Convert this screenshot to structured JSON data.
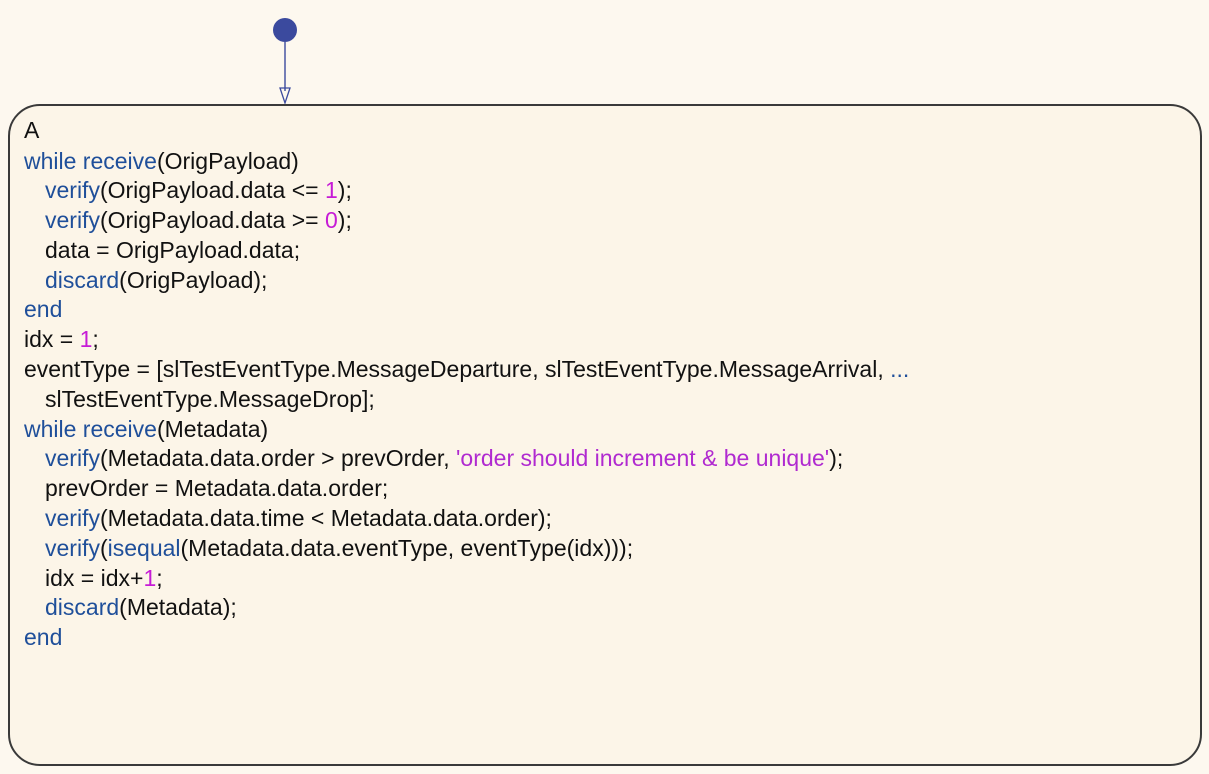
{
  "colors": {
    "background": "#fdf8ef",
    "state_fill": "#fcf5e8",
    "state_border": "#3a3a3a",
    "default_text": "#111111",
    "keyword": "#1f4f9a",
    "number": "#c61bd6",
    "string": "#b02ad0",
    "default_transition": "#3b4a9e"
  },
  "default_transition": {
    "dot_color": "#3b4a9e",
    "arrow_color": "#3b4a9e"
  },
  "state": {
    "name": "A",
    "lines": [
      {
        "indent": 0,
        "segments": [
          {
            "text": "while receive",
            "style": "keyword"
          },
          {
            "text": "(OrigPayload)",
            "style": "plain"
          }
        ]
      },
      {
        "indent": 1,
        "segments": [
          {
            "text": "verify",
            "style": "keyword"
          },
          {
            "text": "(OrigPayload.data <= ",
            "style": "plain"
          },
          {
            "text": "1",
            "style": "number"
          },
          {
            "text": ");",
            "style": "plain"
          }
        ]
      },
      {
        "indent": 1,
        "segments": [
          {
            "text": "verify",
            "style": "keyword"
          },
          {
            "text": "(OrigPayload.data >= ",
            "style": "plain"
          },
          {
            "text": "0",
            "style": "number"
          },
          {
            "text": ");",
            "style": "plain"
          }
        ]
      },
      {
        "indent": 1,
        "segments": [
          {
            "text": "data = OrigPayload.data;",
            "style": "plain"
          }
        ]
      },
      {
        "indent": 1,
        "segments": [
          {
            "text": "discard",
            "style": "keyword"
          },
          {
            "text": "(OrigPayload);",
            "style": "plain"
          }
        ]
      },
      {
        "indent": 0,
        "segments": [
          {
            "text": "end",
            "style": "keyword"
          }
        ]
      },
      {
        "indent": 0,
        "segments": [
          {
            "text": "idx = ",
            "style": "plain"
          },
          {
            "text": "1",
            "style": "number"
          },
          {
            "text": ";",
            "style": "plain"
          }
        ]
      },
      {
        "indent": 0,
        "segments": [
          {
            "text": "eventType = [slTestEventType.MessageDeparture, slTestEventType.MessageArrival, ",
            "style": "plain"
          },
          {
            "text": "...",
            "style": "keyword"
          }
        ]
      },
      {
        "indent": 1,
        "segments": [
          {
            "text": "slTestEventType.MessageDrop];",
            "style": "plain"
          }
        ]
      },
      {
        "indent": 0,
        "segments": [
          {
            "text": "while receive",
            "style": "keyword"
          },
          {
            "text": "(Metadata)",
            "style": "plain"
          }
        ]
      },
      {
        "indent": 1,
        "segments": [
          {
            "text": "verify",
            "style": "keyword"
          },
          {
            "text": "(Metadata.data.order > prevOrder, ",
            "style": "plain"
          },
          {
            "text": "'order should increment & be unique'",
            "style": "string"
          },
          {
            "text": ");",
            "style": "plain"
          }
        ]
      },
      {
        "indent": 1,
        "segments": [
          {
            "text": "prevOrder = Metadata.data.order;",
            "style": "plain"
          }
        ]
      },
      {
        "indent": 1,
        "segments": [
          {
            "text": "verify",
            "style": "keyword"
          },
          {
            "text": "(Metadata.data.time < Metadata.data.order);",
            "style": "plain"
          }
        ]
      },
      {
        "indent": 1,
        "segments": [
          {
            "text": "verify",
            "style": "keyword"
          },
          {
            "text": "(",
            "style": "plain"
          },
          {
            "text": "isequal",
            "style": "keyword"
          },
          {
            "text": "(Metadata.data.eventType, eventType(idx)));",
            "style": "plain"
          }
        ]
      },
      {
        "indent": 1,
        "segments": [
          {
            "text": "idx = idx+",
            "style": "plain"
          },
          {
            "text": "1",
            "style": "number"
          },
          {
            "text": ";",
            "style": "plain"
          }
        ]
      },
      {
        "indent": 1,
        "segments": [
          {
            "text": "discard",
            "style": "keyword"
          },
          {
            "text": "(Metadata);",
            "style": "plain"
          }
        ]
      },
      {
        "indent": 0,
        "segments": [
          {
            "text": "end",
            "style": "keyword"
          }
        ]
      }
    ]
  }
}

▸ **Your objective**
Check every line for "slTestEventType" and show the ones that have it.

▸ **Written response**
            "text": "eventType = [slTestEventType.MessageDeparture, slTestEventType.MessageArrival, ",
            "text": "slTestEventType.MessageDrop];",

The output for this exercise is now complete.